- Aim of the exercise -
Go through the entries below and pick out every line with "Coquimbo".

- Dataset records -

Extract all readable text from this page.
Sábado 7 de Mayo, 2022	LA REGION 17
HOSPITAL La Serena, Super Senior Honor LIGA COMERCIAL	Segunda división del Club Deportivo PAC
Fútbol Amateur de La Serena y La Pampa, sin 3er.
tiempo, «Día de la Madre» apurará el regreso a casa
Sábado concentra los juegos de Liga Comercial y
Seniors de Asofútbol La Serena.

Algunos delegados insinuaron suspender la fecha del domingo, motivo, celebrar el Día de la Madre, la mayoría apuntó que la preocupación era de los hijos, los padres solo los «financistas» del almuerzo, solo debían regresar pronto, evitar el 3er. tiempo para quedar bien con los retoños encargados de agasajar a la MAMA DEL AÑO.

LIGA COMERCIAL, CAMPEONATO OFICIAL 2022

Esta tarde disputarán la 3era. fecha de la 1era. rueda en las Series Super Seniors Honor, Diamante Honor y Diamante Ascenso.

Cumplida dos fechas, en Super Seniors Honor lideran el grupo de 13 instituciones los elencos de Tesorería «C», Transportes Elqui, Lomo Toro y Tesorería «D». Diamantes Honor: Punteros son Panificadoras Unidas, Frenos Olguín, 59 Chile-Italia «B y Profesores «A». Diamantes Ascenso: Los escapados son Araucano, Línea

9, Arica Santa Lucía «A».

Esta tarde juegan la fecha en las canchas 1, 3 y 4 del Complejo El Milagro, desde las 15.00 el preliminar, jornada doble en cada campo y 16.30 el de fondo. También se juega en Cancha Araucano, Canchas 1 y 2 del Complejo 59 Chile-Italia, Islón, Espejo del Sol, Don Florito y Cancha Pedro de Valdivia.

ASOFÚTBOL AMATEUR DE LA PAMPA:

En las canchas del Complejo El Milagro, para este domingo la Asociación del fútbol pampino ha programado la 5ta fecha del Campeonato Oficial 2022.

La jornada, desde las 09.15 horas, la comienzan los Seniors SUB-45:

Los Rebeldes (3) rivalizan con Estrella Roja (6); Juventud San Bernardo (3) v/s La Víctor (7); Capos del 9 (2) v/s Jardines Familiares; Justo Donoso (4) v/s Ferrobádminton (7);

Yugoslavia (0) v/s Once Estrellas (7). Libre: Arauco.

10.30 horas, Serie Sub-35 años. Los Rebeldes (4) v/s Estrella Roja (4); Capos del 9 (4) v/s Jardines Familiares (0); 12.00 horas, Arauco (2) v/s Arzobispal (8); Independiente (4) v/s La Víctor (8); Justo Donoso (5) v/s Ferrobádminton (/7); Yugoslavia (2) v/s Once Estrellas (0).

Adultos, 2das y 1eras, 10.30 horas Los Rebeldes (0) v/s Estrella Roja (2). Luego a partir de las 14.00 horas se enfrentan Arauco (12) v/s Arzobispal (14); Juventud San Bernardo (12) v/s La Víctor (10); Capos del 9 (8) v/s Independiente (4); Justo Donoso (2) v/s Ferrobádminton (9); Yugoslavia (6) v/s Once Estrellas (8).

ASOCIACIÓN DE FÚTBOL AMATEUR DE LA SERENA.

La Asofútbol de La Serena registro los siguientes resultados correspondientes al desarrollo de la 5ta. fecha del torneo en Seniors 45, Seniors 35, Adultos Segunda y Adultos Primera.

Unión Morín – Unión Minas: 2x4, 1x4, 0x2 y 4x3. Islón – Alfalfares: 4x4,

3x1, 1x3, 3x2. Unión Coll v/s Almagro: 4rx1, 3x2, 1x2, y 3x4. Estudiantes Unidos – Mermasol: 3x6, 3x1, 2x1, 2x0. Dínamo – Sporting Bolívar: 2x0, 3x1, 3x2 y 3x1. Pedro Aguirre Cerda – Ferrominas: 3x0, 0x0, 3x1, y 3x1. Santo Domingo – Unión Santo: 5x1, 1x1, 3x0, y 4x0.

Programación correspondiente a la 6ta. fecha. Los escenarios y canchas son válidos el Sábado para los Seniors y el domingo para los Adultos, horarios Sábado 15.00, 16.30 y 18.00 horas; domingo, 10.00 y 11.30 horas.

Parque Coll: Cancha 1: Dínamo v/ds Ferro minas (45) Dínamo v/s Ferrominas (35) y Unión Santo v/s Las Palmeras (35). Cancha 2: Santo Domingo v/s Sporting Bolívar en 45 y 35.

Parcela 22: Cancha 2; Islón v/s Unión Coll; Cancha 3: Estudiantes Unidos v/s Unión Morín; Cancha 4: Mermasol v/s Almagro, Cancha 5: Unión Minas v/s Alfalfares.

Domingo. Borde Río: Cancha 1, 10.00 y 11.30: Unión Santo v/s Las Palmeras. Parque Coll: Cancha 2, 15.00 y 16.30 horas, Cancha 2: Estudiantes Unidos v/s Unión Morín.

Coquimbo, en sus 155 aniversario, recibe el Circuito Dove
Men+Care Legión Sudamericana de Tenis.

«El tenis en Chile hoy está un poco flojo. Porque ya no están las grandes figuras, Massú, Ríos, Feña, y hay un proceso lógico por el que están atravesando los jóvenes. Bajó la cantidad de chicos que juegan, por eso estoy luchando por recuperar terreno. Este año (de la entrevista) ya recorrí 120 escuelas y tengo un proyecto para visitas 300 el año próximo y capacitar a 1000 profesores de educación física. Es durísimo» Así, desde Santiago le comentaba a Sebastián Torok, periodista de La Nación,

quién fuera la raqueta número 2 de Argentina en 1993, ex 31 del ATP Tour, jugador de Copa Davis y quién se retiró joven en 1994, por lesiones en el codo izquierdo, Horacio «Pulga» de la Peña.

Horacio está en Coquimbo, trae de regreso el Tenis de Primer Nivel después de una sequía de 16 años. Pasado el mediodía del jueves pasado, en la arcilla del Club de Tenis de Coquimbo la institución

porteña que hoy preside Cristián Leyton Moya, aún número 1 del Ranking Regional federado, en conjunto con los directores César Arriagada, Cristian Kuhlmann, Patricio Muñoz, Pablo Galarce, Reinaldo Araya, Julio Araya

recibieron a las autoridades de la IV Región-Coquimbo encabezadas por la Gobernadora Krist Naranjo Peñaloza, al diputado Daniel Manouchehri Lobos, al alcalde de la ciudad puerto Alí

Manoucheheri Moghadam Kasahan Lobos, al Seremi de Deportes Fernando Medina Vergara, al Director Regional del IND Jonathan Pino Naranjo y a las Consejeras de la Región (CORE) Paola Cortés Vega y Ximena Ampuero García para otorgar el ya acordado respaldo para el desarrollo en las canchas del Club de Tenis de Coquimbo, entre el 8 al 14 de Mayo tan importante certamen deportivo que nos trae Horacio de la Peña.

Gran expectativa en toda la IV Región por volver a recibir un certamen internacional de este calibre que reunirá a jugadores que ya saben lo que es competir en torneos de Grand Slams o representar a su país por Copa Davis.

- Written reply -
Coquimbo, en sus 155 aniversario, recibe el Circuito Dove
Horacio está en Coquimbo, trae de regreso el Tenis de Primer Nivel después de una sequía de 16 años. Pasado el mediodía del jueves pasado, en la arcilla del Club de Tenis de Coquimbo la institución
recibieron a las autoridades de la IV Región-Coquimbo encabezadas por la Gobernadora Krist Naranjo Peñaloza, al diputado Daniel Manouchehri Lobos, al alcalde de la ciudad puerto Alí
Manoucheheri Moghadam Kasahan Lobos, al Seremi de Deportes Fernando Medina Vergara, al Director Regional del IND Jonathan Pino Naranjo y a las Consejeras de la Región (CORE) Paola Cortés Vega y Ximena Ampuero García para otorgar el ya acordado respaldo para el desarrollo en las canchas del Club de Tenis de Coquimbo, entre el 8 al 14 de Mayo tan importante certamen deportivo que nos trae Horacio de la Peña.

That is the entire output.